— Start RAW RECORDS —

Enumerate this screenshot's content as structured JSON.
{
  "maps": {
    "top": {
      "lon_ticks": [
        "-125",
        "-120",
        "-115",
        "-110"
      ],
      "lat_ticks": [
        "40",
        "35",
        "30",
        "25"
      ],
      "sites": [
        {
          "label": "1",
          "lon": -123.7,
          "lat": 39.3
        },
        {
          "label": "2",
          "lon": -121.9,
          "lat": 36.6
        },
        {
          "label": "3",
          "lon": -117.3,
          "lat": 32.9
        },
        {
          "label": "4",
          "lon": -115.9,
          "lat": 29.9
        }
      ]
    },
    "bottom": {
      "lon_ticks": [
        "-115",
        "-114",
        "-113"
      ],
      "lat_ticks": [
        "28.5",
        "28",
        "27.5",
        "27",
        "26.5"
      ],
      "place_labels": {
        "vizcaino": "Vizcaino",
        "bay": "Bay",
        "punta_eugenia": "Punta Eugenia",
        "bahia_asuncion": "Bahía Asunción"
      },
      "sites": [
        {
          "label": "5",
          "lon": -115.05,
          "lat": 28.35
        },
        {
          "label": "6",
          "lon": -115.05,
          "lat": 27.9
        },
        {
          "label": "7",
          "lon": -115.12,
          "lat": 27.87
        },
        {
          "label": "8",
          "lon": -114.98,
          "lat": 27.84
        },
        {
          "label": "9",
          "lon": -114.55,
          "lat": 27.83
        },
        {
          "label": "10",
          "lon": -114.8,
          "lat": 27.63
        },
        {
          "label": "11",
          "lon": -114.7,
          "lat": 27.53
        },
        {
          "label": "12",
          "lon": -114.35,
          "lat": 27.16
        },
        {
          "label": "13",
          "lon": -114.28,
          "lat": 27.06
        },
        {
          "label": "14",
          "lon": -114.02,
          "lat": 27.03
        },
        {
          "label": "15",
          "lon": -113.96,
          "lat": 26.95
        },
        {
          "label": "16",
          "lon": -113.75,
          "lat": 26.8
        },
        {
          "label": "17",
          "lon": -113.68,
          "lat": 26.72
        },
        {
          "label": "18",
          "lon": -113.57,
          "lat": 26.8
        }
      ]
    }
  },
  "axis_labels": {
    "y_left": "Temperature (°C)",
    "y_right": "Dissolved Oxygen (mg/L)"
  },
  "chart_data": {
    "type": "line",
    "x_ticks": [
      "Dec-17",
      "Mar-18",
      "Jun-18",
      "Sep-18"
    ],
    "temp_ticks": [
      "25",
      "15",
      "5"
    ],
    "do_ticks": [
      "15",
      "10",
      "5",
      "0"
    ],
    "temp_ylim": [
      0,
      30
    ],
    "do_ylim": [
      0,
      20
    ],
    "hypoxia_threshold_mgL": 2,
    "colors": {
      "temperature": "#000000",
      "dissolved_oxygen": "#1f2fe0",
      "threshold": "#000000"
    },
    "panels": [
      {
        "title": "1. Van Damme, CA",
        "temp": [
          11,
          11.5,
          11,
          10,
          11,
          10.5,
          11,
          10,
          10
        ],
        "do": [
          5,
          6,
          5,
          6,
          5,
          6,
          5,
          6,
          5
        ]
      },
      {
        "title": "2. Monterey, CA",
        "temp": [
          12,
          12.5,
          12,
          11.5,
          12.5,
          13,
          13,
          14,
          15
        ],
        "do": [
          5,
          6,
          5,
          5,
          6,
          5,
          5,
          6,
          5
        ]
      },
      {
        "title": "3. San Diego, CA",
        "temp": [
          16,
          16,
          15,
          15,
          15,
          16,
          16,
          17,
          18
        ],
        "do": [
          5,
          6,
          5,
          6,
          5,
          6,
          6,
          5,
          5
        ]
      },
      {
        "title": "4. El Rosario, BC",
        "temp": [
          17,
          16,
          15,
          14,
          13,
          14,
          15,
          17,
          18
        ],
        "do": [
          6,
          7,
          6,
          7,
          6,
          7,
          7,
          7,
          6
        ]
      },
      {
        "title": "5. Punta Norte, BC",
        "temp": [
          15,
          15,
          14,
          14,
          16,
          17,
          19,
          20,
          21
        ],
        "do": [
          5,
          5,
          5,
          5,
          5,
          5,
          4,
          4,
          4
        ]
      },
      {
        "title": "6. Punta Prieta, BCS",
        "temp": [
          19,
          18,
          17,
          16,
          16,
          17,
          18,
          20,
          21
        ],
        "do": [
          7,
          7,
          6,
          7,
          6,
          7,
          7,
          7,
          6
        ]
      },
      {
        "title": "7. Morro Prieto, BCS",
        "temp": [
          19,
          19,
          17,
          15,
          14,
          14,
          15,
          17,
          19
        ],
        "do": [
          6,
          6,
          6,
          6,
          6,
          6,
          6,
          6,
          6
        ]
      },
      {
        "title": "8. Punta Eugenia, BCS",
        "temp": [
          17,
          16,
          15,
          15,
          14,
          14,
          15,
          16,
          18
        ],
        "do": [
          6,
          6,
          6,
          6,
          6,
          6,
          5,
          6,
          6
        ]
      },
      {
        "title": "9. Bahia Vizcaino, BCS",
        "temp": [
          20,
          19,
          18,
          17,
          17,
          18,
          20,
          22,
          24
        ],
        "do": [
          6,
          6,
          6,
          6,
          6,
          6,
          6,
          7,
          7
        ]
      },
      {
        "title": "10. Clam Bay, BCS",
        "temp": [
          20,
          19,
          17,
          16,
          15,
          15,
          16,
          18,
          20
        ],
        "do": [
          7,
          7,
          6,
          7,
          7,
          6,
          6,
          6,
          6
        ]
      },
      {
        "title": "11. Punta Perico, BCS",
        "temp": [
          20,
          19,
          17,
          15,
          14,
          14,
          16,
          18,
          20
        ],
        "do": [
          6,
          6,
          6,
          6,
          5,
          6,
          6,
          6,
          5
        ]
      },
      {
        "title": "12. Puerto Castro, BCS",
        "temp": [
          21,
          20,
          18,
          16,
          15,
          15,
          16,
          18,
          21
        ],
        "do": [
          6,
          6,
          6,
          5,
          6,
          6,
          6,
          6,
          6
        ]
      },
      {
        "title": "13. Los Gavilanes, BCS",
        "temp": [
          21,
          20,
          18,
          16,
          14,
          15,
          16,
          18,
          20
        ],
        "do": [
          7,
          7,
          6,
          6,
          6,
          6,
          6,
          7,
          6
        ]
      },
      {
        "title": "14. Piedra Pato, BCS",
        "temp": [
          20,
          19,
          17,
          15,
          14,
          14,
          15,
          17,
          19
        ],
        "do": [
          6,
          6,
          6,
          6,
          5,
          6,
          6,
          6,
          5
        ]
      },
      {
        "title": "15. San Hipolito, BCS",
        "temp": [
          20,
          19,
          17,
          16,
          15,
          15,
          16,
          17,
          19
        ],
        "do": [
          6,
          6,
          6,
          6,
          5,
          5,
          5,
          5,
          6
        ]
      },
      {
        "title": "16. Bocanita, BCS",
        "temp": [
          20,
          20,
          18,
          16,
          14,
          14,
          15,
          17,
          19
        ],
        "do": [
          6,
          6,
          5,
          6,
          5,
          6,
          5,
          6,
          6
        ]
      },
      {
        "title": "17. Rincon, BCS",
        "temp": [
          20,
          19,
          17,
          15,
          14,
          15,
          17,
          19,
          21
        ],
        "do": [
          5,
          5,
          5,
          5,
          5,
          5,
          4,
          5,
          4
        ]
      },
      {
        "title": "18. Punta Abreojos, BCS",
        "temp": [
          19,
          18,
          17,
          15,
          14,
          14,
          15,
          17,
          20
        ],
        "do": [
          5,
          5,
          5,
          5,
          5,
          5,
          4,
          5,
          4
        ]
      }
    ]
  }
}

— End RAW RECORDS —

### SET TASK
Each record should come back exactly as written.

### WRITTEN ANSWER
Enumerate this screenshot's content as structured JSON.
{
  "maps": {
    "top": {
      "lon_ticks": [
        "-125",
        "-120",
        "-115",
        "-110"
      ],
      "lat_ticks": [
        "40",
        "35",
        "30",
        "25"
      ],
      "sites": [
        {
          "label": "1",
          "lon": -123.7,
          "lat": 39.3
        },
        {
          "label": "2",
          "lon": -121.9,
          "lat": 36.6
        },
        {
          "label": "3",
          "lon": -117.3,
          "lat": 32.9
        },
        {
          "label": "4",
          "lon": -115.9,
          "lat": 29.9
        }
      ]
    },
    "bottom": {
      "lon_ticks": [
        "-115",
        "-114",
        "-113"
      ],
      "lat_ticks": [
        "28.5",
        "28",
        "27.5",
        "27",
        "26.5"
      ],
      "place_labels": {
        "vizcaino": "Vizcaino",
        "bay": "Bay",
        "punta_eugenia": "Punta Eugenia",
        "bahia_asuncion": "Bahía Asunción"
      },
      "sites": [
        {
          "label": "5",
          "lon": -115.05,
          "lat": 28.35
        },
        {
          "label": "6",
          "lon": -115.05,
          "lat": 27.9
        },
        {
          "label": "7",
          "lon": -115.12,
          "lat": 27.87
        },
        {
          "label": "8",
          "lon": -114.98,
          "lat": 27.84
        },
        {
          "label": "9",
          "lon": -114.55,
          "lat": 27.83
        },
        {
          "label": "10",
          "lon": -114.8,
          "lat": 27.63
        },
        {
          "label": "11",
          "lon": -114.7,
          "lat": 27.53
        },
        {
          "label": "12",
          "lon": -114.35,
          "lat": 27.16
        },
        {
          "label": "13",
          "lon": -114.28,
          "lat": 27.06
        },
        {
          "label": "14",
          "lon": -114.02,
          "lat": 27.03
        },
        {
          "label": "15",
          "lon": -113.96,
          "lat": 26.95
        },
        {
          "label": "16",
          "lon": -113.75,
          "lat": 26.8
        },
        {
          "label": "17",
          "lon": -113.68,
          "lat": 26.72
        },
        {
          "label": "18",
          "lon": -113.57,
          "lat": 26.8
        }
      ]
    }
  },
  "axis_labels": {
    "y_left": "Temperature (°C)",
    "y_right": "Dissolved Oxygen (mg/L)"
  },
  "chart_data": {
    "type": "line",
    "x_ticks": [
      "Dec-17",
      "Mar-18",
      "Jun-18",
      "Sep-18"
    ],
    "temp_ticks": [
      "25",
      "15",
      "5"
    ],
    "do_ticks": [
      "15",
      "10",
      "5",
      "0"
    ],
    "temp_ylim": [
      0,
      30
    ],
    "do_ylim": [
      0,
      20
    ],
    "hypoxia_threshold_mgL": 2,
    "colors": {
      "temperature": "#000000",
      "dissolved_oxygen": "#1f2fe0",
      "threshold": "#000000"
    },
    "panels": [
      {
        "title": "1. Van Damme, CA",
        "temp": [
          11,
          11.5,
          11,
          10,
          11,
          10.5,
          11,
          10,
          10
        ],
        "do": [
          5,
          6,
          5,
          6,
          5,
          6,
          5,
          6,
          5
        ]
      },
      {
        "title": "2. Monterey, CA",
        "temp": [
          12,
          12.5,
          12,
          11.5,
          12.5,
          13,
          13,
          14,
          15
        ],
        "do": [
          5,
          6,
          5,
          5,
          6,
          5,
          5,
          6,
          5
        ]
      },
      {
        "title": "3. San Diego, CA",
        "temp": [
          16,
          16,
          15,
          15,
          15,
          16,
          16,
          17,
          18
        ],
        "do": [
          5,
          6,
          5,
          6,
          5,
          6,
          6,
          5,
          5
        ]
      },
      {
        "title": "4. El Rosario, BC",
        "temp": [
          17,
          16,
          15,
          14,
          13,
          14,
          15,
          17,
          18
        ],
        "do": [
          6,
          7,
          6,
          7,
          6,
          7,
          7,
          7,
          6
        ]
      },
      {
        "title": "5. Punta Norte, BC",
        "temp": [
          15,
          15,
          14,
          14,
          16,
          17,
          19,
          20,
          21
        ],
        "do": [
          5,
          5,
          5,
          5,
          5,
          5,
          4,
          4,
          4
        ]
      },
      {
        "title": "6. Punta Prieta, BCS",
        "temp": [
          19,
          18,
          17,
          16,
          16,
          17,
          18,
          20,
          21
        ],
        "do": [
          7,
          7,
          6,
          7,
          6,
          7,
          7,
          7,
          6
        ]
      },
      {
        "title": "7. Morro Prieto, BCS",
        "temp": [
          19,
          19,
          17,
          15,
          14,
          14,
          15,
          17,
          19
        ],
        "do": [
          6,
          6,
          6,
          6,
          6,
          6,
          6,
          6,
          6
        ]
      },
      {
        "title": "8. Punta Eugenia, BCS",
        "temp": [
          17,
          16,
          15,
          15,
          14,
          14,
          15,
          16,
          18
        ],
        "do": [
          6,
          6,
          6,
          6,
          6,
          6,
          5,
          6,
          6
        ]
      },
      {
        "title": "9. Bahia Vizcaino, BCS",
        "temp": [
          20,
          19,
          18,
          17,
          17,
          18,
          20,
          22,
          24
        ],
        "do": [
          6,
          6,
          6,
          6,
          6,
          6,
          6,
          7,
          7
        ]
      },
      {
        "title": "10. Clam Bay, BCS",
        "temp": [
          20,
          19,
          17,
          16,
          15,
          15,
          16,
          18,
          20
        ],
        "do": [
          7,
          7,
          6,
          7,
          7,
          6,
          6,
          6,
          6
        ]
      },
      {
        "title": "11. Punta Perico, BCS",
        "temp": [
          20,
          19,
          17,
          15,
          14,
          14,
          16,
          18,
          20
        ],
        "do": [
          6,
          6,
          6,
          6,
          5,
          6,
          6,
          6,
          5
        ]
      },
      {
        "title": "12. Puerto Castro, BCS",
        "temp": [
          21,
          20,
          18,
          16,
          15,
          15,
          16,
          18,
          21
        ],
        "do": [
          6,
          6,
          6,
          5,
          6,
          6,
          6,
          6,
          6
        ]
      },
      {
        "title": "13. Los Gavilanes, BCS",
        "temp": [
          21,
          20,
          18,
          16,
          14,
          15,
          16,
          18,
          20
        ],
        "do": [
          7,
          7,
          6,
          6,
          6,
          6,
          6,
          7,
          6
        ]
      },
      {
        "title": "14. Piedra Pato, BCS",
        "temp": [
          20,
          19,
          17,
          15,
          14,
          14,
          15,
          17,
          19
        ],
        "do": [
          6,
          6,
          6,
          6,
          5,
          6,
          6,
          6,
          5
        ]
      },
      {
        "title": "15. San Hipolito, BCS",
        "temp": [
          20,
          19,
          17,
          16,
          15,
          15,
          16,
          17,
          19
        ],
        "do": [
          6,
          6,
          6,
          6,
          5,
          5,
          5,
          5,
          6
        ]
      },
      {
        "title": "16. Bocanita, BCS",
        "temp": [
          20,
          20,
          18,
          16,
          14,
          14,
          15,
          17,
          19
        ],
        "do": [
          6,
          6,
          5,
          6,
          5,
          6,
          5,
          6,
          6
        ]
      },
      {
        "title": "17. Rincon, BCS",
        "temp": [
          20,
          19,
          17,
          15,
          14,
          15,
          17,
          19,
          21
        ],
        "do": [
          5,
          5,
          5,
          5,
          5,
          5,
          4,
          5,
          4
        ]
      },
      {
        "title": "18. Punta Abreojos, BCS",
        "temp": [
          19,
          18,
          17,
          15,
          14,
          14,
          15,
          17,
          20
        ],
        "do": [
          5,
          5,
          5,
          5,
          5,
          5,
          4,
          5,
          4
        ]
      }
    ]
  }
}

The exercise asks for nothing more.